● **Records from a dataset**
▼
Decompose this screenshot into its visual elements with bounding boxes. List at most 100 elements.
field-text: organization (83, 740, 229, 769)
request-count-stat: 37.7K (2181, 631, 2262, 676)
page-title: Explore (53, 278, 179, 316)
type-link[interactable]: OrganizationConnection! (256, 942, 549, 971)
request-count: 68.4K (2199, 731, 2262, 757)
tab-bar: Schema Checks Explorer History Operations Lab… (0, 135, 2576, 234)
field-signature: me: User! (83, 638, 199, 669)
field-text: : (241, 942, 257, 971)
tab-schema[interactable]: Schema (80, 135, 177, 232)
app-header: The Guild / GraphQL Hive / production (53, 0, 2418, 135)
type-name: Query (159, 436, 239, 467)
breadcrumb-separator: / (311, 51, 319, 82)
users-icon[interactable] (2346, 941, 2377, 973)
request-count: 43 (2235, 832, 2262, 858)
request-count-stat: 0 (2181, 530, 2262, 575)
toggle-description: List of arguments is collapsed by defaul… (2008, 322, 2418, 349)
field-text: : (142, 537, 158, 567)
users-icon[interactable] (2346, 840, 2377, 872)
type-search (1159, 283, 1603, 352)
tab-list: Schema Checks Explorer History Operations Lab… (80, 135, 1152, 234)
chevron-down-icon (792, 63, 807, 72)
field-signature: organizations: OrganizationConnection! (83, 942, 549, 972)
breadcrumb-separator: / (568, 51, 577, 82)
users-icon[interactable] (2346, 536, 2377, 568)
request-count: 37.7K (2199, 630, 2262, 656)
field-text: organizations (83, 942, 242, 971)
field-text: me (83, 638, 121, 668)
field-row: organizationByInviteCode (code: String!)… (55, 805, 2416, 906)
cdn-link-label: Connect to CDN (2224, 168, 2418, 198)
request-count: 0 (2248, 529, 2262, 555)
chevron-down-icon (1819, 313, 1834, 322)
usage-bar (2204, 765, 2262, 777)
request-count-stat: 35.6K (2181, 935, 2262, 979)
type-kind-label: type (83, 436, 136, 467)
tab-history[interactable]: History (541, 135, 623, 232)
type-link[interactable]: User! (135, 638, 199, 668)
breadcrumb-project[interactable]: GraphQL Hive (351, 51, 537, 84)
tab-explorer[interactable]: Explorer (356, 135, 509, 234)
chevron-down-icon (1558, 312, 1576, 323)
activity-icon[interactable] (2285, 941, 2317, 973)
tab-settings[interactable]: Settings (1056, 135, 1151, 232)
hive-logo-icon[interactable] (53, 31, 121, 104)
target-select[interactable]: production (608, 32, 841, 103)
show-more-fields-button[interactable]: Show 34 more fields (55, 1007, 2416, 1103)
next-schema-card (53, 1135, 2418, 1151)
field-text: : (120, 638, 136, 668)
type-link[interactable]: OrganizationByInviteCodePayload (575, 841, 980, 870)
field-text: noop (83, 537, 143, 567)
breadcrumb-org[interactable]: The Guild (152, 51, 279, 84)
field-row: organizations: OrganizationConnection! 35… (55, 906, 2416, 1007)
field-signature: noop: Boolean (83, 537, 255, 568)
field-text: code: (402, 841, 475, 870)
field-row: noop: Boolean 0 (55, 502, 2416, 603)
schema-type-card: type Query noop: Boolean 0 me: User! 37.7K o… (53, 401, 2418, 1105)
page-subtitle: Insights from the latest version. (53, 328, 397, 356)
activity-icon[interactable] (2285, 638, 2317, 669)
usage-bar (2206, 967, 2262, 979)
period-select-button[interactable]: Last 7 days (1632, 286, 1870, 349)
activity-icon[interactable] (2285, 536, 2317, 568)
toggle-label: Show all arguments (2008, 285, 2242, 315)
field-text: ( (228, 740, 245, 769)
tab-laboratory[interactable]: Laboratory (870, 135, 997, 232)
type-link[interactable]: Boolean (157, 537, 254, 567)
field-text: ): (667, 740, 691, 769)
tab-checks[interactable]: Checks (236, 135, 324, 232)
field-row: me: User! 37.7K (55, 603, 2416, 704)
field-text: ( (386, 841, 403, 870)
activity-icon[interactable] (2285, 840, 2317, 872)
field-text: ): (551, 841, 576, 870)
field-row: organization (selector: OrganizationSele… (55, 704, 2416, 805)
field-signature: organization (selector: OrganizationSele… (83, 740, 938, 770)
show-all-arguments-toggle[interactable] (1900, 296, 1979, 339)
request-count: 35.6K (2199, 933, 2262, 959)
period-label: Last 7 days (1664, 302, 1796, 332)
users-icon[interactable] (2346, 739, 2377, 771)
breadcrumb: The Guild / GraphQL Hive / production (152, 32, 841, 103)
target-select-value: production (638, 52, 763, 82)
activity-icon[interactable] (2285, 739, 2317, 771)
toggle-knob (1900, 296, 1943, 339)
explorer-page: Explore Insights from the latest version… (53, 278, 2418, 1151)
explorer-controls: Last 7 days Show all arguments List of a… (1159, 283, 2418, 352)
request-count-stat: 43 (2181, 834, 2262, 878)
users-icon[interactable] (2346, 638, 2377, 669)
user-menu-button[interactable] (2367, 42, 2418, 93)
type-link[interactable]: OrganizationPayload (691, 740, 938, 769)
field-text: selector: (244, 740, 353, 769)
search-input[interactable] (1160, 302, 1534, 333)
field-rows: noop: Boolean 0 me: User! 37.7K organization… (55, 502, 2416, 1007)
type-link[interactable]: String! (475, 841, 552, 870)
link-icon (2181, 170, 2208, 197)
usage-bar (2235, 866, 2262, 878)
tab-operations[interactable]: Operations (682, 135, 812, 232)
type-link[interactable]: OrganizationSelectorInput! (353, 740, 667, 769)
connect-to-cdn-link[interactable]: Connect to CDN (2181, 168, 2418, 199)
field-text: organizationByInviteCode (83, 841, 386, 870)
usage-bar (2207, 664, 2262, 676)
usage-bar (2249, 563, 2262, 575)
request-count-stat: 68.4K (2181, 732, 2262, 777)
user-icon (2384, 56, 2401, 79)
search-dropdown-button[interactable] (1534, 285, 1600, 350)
▲
● **Directions**
Convert every line of the listing above into a JSON array of strings, one string per line, omitting any blank lines.

● **Solved problem**
[
  "Decompose this screenshot into its visual elements with bounding boxes. List at most 100 elements.",
  "field-text: organization (83, 740, 229, 769)",
  "request-count-stat: 37.7K (2181, 631, 2262, 676)",
  "page-title: Explore (53, 278, 179, 316)",
  "type-link[interactable]: OrganizationConnection! (256, 942, 549, 971)",
  "request-count: 68.4K (2199, 731, 2262, 757)",
  "tab-bar: Schema Checks Explorer History Operations Lab… (0, 135, 2576, 234)",
  "field-signature: me: User! (83, 638, 199, 669)",
  "field-text: : (241, 942, 257, 971)",
  "tab-schema[interactable]: Schema (80, 135, 177, 232)",
  "app-header: The Guild / GraphQL Hive / production (53, 0, 2418, 135)",
  "type-name: Query (159, 436, 239, 467)",
  "breadcrumb-separator: / (311, 51, 319, 82)",
  "users-icon[interactable] (2346, 941, 2377, 973)",
  "request-count: 43 (2235, 832, 2262, 858)",
  "request-count-stat: 0 (2181, 530, 2262, 575)",
  "toggle-description: List of arguments is collapsed by defaul… (2008, 322, 2418, 349)",
  "field-text: : (142, 537, 158, 567)",
  "users-icon[interactable] (2346, 840, 2377, 872)",
  "type-search (1159, 283, 1603, 352)",
  "tab-list: Schema Checks Explorer History Operations Lab… (80, 135, 1152, 234)",
  "chevron-down-icon (792, 63, 807, 72)",
  "field-signature: organizations: OrganizationConnection! (83, 942, 549, 972)",
  "breadcrumb-separator: / (568, 51, 577, 82)",
  "users-icon[interactable] (2346, 536, 2377, 568)",
  "request-count: 37.7K (2199, 630, 2262, 656)",
  "field-text: organizations (83, 942, 242, 971)",
  "field-text: me (83, 638, 121, 668)",
  "field-row: organizationByInviteCode (code: String!)… (55, 805, 2416, 906)",
  "cdn-link-label: Connect to CDN (2224, 168, 2418, 198)",
  "request-count: 0 (2248, 529, 2262, 555)",
  "chevron-down-icon (1819, 313, 1834, 322)",
  "usage-bar (2204, 765, 2262, 777)",
  "request-count-stat: 35.6K (2181, 935, 2262, 979)",
  "type-kind-label: type (83, 436, 136, 467)",
  "tab-history[interactable]: History (541, 135, 623, 232)",
  "type-link[interactable]: User! (135, 638, 199, 668)",
  "breadcrumb-project[interactable]: GraphQL Hive (351, 51, 537, 84)",
  "tab-explorer[interactable]: Explorer (356, 135, 509, 234)",
  "chevron-down-icon (1558, 312, 1576, 323)",
  "activity-icon[interactable] (2285, 941, 2317, 973)",
  "tab-settings[interactable]: Settings (1056, 135, 1151, 232)",
  "hive-logo-icon[interactable] (53, 31, 121, 104)",
  "target-select[interactable]: production (608, 32, 841, 103)",
  "show-more-fields-button[interactable]: Show 34 more fields (55, 1007, 2416, 1103)",
  "next-schema-card (53, 1135, 2418, 1151)",
  "field-text: : (120, 638, 136, 668)",
  "type-link[interactable]: OrganizationByInviteCodePayload (575, 841, 980, 870)",
  "field-text: noop (83, 537, 143, 567)",
  "breadcrumb-org[interactable]: The Guild (152, 51, 279, 84)",
  "field-row: organizations: OrganizationConnection! 35… (55, 906, 2416, 1007)",
  "field-signature: noop: Boolean (83, 537, 255, 568)",
  "field-text: code: (402, 841, 475, 870)",
  "field-row: noop: Boolean 0 (55, 502, 2416, 603)",
  "schema-type-card: type Query noop: Boolean 0 me: User! 37.7K o… (53, 401, 2418, 1105)",
  "page-subtitle: Insights from the latest version. (53, 328, 397, 356)",
  "activity-icon[interactable] (2285, 638, 2317, 669)",
  "usage-bar (2206, 967, 2262, 979)",
  "period-select-button[interactable]: Last 7 days (1632, 286, 1870, 349)",
  "activity-icon[interactable] (2285, 536, 2317, 568)",
  "toggle-label: Show all arguments (2008, 285, 2242, 315)",
  "field-text: ( (228, 740, 245, 769)",
  "tab-laboratory[interactable]: Laboratory (870, 135, 997, 232)",
  "type-link[interactable]: Boolean (157, 537, 254, 567)",
  "field-text: ): (667, 740, 691, 769)",
  "tab-checks[interactable]: Checks (236, 135, 324, 232)",
  "field-row: me: User! 37.7K (55, 603, 2416, 704)",
  "field-text: ( (386, 841, 403, 870)",
  "activity-icon[interactable] (2285, 840, 2317, 872)",
  "field-text: ): (551, 841, 576, 870)",
  "field-row: organization (selector: OrganizationSele… (55, 704, 2416, 805)",
  "field-signature: organization (selector: OrganizationSele… (83, 740, 938, 770)",
  "show-all-arguments-toggle[interactable] (1900, 296, 1979, 339)",
  "request-count: 35.6K (2199, 933, 2262, 959)",
  "period-label: Last 7 days (1664, 302, 1796, 332)",
  "users-icon[interactable] (2346, 739, 2377, 771)",
  "breadcrumb: The Guild / GraphQL Hive / production (152, 32, 841, 103)",
  "target-select-value: production (638, 52, 763, 82)",
  "activity-icon[interactable] (2285, 739, 2317, 771)",
  "toggle-knob (1900, 296, 1943, 339)",
  "explorer-page: Explore Insights from the latest version… (53, 278, 2418, 1151)",
  "explorer-controls: Last 7 days Show all arguments List of a… (1159, 283, 2418, 352)",
  "request-count-stat: 43 (2181, 834, 2262, 878)",
  "users-icon[interactable] (2346, 638, 2377, 669)",
  "user-menu-button[interactable] (2367, 42, 2418, 93)",
  "type-link[interactable]: OrganizationPayload (691, 740, 938, 769)",
  "field-text: selector: (244, 740, 353, 769)",
  "search-input[interactable] (1160, 302, 1534, 333)",
  "field-rows: noop: Boolean 0 me: User! 37.7K organization… (55, 502, 2416, 1007)",
  "type-link[interactable]: String! (475, 841, 552, 870)",
  "link-icon (2181, 170, 2208, 197)",
  "usage-bar (2235, 866, 2262, 878)",
  "tab-operations[interactable]: Operations (682, 135, 812, 232)",
  "type-link[interactable]: OrganizationSelectorInput! (353, 740, 667, 769)",
  "connect-to-cdn-link[interactable]: Connect to CDN (2181, 168, 2418, 199)",
  "field-text: organizationByInviteCode (83, 841, 386, 870)",
  "usage-bar (2207, 664, 2262, 676)",
  "usage-bar (2249, 563, 2262, 575)",
  "request-count-stat: 68.4K (2181, 732, 2262, 777)",
  "user-icon (2384, 56, 2401, 79)",
  "search-dropdown-button[interactable] (1534, 285, 1600, 350)"
]